▸ **Problem to work on**
Quote the whole listing verbatim.
## start Data for this task
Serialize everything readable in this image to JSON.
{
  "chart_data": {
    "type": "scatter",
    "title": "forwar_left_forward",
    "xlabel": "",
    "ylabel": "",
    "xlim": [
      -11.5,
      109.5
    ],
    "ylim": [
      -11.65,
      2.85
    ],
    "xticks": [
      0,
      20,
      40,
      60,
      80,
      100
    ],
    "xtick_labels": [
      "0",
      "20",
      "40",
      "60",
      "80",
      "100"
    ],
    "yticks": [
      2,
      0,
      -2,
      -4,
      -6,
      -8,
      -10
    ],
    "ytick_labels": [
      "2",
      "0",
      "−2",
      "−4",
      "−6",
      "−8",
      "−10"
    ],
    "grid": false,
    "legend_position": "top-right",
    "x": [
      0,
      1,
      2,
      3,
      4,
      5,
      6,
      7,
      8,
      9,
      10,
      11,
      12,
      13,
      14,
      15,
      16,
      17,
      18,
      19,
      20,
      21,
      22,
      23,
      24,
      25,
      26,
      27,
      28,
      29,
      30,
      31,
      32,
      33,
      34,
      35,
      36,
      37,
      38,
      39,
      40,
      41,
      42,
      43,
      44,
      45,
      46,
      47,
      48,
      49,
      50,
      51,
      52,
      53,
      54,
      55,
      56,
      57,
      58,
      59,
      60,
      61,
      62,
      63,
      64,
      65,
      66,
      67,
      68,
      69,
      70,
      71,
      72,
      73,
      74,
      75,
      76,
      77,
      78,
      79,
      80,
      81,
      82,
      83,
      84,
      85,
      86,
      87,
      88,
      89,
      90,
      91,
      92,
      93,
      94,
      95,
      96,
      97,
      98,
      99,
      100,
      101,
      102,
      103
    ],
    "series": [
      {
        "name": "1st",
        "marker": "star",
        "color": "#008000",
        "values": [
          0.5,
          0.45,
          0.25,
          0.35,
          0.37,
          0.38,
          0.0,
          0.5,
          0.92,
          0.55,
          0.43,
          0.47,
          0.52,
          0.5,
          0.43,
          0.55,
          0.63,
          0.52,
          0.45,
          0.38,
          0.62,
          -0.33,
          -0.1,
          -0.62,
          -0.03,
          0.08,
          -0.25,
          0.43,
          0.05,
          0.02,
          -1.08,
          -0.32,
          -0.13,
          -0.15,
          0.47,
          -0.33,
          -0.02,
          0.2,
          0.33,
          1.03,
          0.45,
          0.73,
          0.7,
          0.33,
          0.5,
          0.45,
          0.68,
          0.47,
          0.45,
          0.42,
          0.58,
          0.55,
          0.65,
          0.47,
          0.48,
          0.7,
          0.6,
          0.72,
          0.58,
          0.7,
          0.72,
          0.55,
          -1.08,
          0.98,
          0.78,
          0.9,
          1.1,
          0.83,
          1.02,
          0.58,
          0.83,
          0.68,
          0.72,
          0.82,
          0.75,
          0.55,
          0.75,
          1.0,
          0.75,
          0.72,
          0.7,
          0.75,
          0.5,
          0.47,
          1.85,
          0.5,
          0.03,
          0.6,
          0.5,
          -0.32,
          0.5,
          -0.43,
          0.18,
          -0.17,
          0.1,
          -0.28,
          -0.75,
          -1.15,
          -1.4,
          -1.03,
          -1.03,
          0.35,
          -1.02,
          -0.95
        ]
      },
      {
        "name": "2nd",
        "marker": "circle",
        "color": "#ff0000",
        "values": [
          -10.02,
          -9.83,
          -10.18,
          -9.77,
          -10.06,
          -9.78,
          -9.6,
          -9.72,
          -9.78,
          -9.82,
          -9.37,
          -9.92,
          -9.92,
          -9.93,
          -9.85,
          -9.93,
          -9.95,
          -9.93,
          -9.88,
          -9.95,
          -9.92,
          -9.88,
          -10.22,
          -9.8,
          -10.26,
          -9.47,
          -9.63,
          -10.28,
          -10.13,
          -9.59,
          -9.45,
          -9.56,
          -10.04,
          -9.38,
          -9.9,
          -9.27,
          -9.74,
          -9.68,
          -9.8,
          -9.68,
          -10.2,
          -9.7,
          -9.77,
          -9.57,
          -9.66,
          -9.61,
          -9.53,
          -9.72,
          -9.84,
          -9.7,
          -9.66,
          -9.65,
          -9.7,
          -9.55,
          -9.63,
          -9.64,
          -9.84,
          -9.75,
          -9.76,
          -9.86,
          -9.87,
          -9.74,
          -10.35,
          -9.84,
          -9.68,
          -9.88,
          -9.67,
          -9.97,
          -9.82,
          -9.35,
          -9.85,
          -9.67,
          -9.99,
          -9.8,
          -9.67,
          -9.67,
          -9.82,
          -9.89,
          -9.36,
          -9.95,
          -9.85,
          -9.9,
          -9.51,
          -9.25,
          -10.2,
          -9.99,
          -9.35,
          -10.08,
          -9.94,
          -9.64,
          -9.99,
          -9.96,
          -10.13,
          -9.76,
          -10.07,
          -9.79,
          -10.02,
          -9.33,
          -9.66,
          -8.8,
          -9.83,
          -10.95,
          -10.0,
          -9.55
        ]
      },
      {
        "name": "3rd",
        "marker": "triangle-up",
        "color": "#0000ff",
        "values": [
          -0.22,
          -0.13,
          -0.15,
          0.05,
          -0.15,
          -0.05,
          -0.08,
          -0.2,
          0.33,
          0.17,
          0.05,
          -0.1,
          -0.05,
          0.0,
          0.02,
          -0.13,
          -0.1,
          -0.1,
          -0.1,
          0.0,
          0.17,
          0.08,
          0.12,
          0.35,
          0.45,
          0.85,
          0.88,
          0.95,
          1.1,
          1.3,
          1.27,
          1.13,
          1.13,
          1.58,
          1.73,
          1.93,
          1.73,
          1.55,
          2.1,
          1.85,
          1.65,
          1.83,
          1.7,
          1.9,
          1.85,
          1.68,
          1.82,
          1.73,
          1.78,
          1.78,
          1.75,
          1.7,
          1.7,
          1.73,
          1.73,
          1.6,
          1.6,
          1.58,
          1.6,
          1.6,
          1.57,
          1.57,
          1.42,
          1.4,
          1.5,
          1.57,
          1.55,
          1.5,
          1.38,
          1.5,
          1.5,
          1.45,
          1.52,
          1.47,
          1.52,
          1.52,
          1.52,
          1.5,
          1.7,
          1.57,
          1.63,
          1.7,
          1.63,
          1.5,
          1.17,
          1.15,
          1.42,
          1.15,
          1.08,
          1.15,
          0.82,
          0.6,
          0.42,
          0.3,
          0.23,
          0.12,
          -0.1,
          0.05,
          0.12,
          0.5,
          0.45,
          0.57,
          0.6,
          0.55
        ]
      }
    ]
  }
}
## end Data for this task
▸ **Response to the task**
Serialize everything readable in this image to JSON.
{
  "chart_data": {
    "type": "scatter",
    "title": "forwar_left_forward",
    "xlabel": "",
    "ylabel": "",
    "xlim": [
      -11.5,
      109.5
    ],
    "ylim": [
      -11.65,
      2.85
    ],
    "xticks": [
      0,
      20,
      40,
      60,
      80,
      100
    ],
    "xtick_labels": [
      "0",
      "20",
      "40",
      "60",
      "80",
      "100"
    ],
    "yticks": [
      2,
      0,
      -2,
      -4,
      -6,
      -8,
      -10
    ],
    "ytick_labels": [
      "2",
      "0",
      "−2",
      "−4",
      "−6",
      "−8",
      "−10"
    ],
    "grid": false,
    "legend_position": "top-right",
    "x": [
      0,
      1,
      2,
      3,
      4,
      5,
      6,
      7,
      8,
      9,
      10,
      11,
      12,
      13,
      14,
      15,
      16,
      17,
      18,
      19,
      20,
      21,
      22,
      23,
      24,
      25,
      26,
      27,
      28,
      29,
      30,
      31,
      32,
      33,
      34,
      35,
      36,
      37,
      38,
      39,
      40,
      41,
      42,
      43,
      44,
      45,
      46,
      47,
      48,
      49,
      50,
      51,
      52,
      53,
      54,
      55,
      56,
      57,
      58,
      59,
      60,
      61,
      62,
      63,
      64,
      65,
      66,
      67,
      68,
      69,
      70,
      71,
      72,
      73,
      74,
      75,
      76,
      77,
      78,
      79,
      80,
      81,
      82,
      83,
      84,
      85,
      86,
      87,
      88,
      89,
      90,
      91,
      92,
      93,
      94,
      95,
      96,
      97,
      98,
      99,
      100,
      101,
      102,
      103
    ],
    "series": [
      {
        "name": "1st",
        "marker": "star",
        "color": "#008000",
        "values": [
          0.5,
          0.45,
          0.25,
          0.35,
          0.37,
          0.38,
          0.0,
          0.5,
          0.92,
          0.55,
          0.43,
          0.47,
          0.52,
          0.5,
          0.43,
          0.55,
          0.63,
          0.52,
          0.45,
          0.38,
          0.62,
          -0.33,
          -0.1,
          -0.62,
          -0.03,
          0.08,
          -0.25,
          0.43,
          0.05,
          0.02,
          -1.08,
          -0.32,
          -0.13,
          -0.15,
          0.47,
          -0.33,
          -0.02,
          0.2,
          0.33,
          1.03,
          0.45,
          0.73,
          0.7,
          0.33,
          0.5,
          0.45,
          0.68,
          0.47,
          0.45,
          0.42,
          0.58,
          0.55,
          0.65,
          0.47,
          0.48,
          0.7,
          0.6,
          0.72,
          0.58,
          0.7,
          0.72,
          0.55,
          -1.08,
          0.98,
          0.78,
          0.9,
          1.1,
          0.83,
          1.02,
          0.58,
          0.83,
          0.68,
          0.72,
          0.82,
          0.75,
          0.55,
          0.75,
          1.0,
          0.75,
          0.72,
          0.7,
          0.75,
          0.5,
          0.47,
          1.85,
          0.5,
          0.03,
          0.6,
          0.5,
          -0.32,
          0.5,
          -0.43,
          0.18,
          -0.17,
          0.1,
          -0.28,
          -0.75,
          -1.15,
          -1.4,
          -1.03,
          -1.03,
          0.35,
          -1.02,
          -0.95
        ]
      },
      {
        "name": "2nd",
        "marker": "circle",
        "color": "#ff0000",
        "values": [
          -10.02,
          -9.83,
          -10.18,
          -9.77,
          -10.06,
          -9.78,
          -9.6,
          -9.72,
          -9.78,
          -9.82,
          -9.37,
          -9.92,
          -9.92,
          -9.93,
          -9.85,
          -9.93,
          -9.95,
          -9.93,
          -9.88,
          -9.95,
          -9.92,
          -9.88,
          -10.22,
          -9.8,
          -10.26,
          -9.47,
          -9.63,
          -10.28,
          -10.13,
          -9.59,
          -9.45,
          -9.56,
          -10.04,
          -9.38,
          -9.9,
          -9.27,
          -9.74,
          -9.68,
          -9.8,
          -9.68,
          -10.2,
          -9.7,
          -9.77,
          -9.57,
          -9.66,
          -9.61,
          -9.53,
          -9.72,
          -9.84,
          -9.7,
          -9.66,
          -9.65,
          -9.7,
          -9.55,
          -9.63,
          -9.64,
          -9.84,
          -9.75,
          -9.76,
          -9.86,
          -9.87,
          -9.74,
          -10.35,
          -9.84,
          -9.68,
          -9.88,
          -9.67,
          -9.97,
          -9.82,
          -9.35,
          -9.85,
          -9.67,
          -9.99,
          -9.8,
          -9.67,
          -9.67,
          -9.82,
          -9.89,
          -9.36,
          -9.95,
          -9.85,
          -9.9,
          -9.51,
          -9.25,
          -10.2,
          -9.99,
          -9.35,
          -10.08,
          -9.94,
          -9.64,
          -9.99,
          -9.96,
          -10.13,
          -9.76,
          -10.07,
          -9.79,
          -10.02,
          -9.33,
          -9.66,
          -8.8,
          -9.83,
          -10.95,
          -10.0,
          -9.55
        ]
      },
      {
        "name": "3rd",
        "marker": "triangle-up",
        "color": "#0000ff",
        "values": [
          -0.22,
          -0.13,
          -0.15,
          0.05,
          -0.15,
          -0.05,
          -0.08,
          -0.2,
          0.33,
          0.17,
          0.05,
          -0.1,
          -0.05,
          0.0,
          0.02,
          -0.13,
          -0.1,
          -0.1,
          -0.1,
          0.0,
          0.17,
          0.08,
          0.12,
          0.35,
          0.45,
          0.85,
          0.88,
          0.95,
          1.1,
          1.3,
          1.27,
          1.13,
          1.13,
          1.58,
          1.73,
          1.93,
          1.73,
          1.55,
          2.1,
          1.85,
          1.65,
          1.83,
          1.7,
          1.9,
          1.85,
          1.68,
          1.82,
          1.73,
          1.78,
          1.78,
          1.75,
          1.7,
          1.7,
          1.73,
          1.73,
          1.6,
          1.6,
          1.58,
          1.6,
          1.6,
          1.57,
          1.57,
          1.42,
          1.4,
          1.5,
          1.57,
          1.55,
          1.5,
          1.38,
          1.5,
          1.5,
          1.45,
          1.52,
          1.47,
          1.52,
          1.52,
          1.52,
          1.5,
          1.7,
          1.57,
          1.63,
          1.7,
          1.63,
          1.5,
          1.17,
          1.15,
          1.42,
          1.15,
          1.08,
          1.15,
          0.82,
          0.6,
          0.42,
          0.3,
          0.23,
          0.12,
          -0.1,
          0.05,
          0.12,
          0.5,
          0.45,
          0.57,
          0.6,
          0.55
        ]
      }
    ]
  }
}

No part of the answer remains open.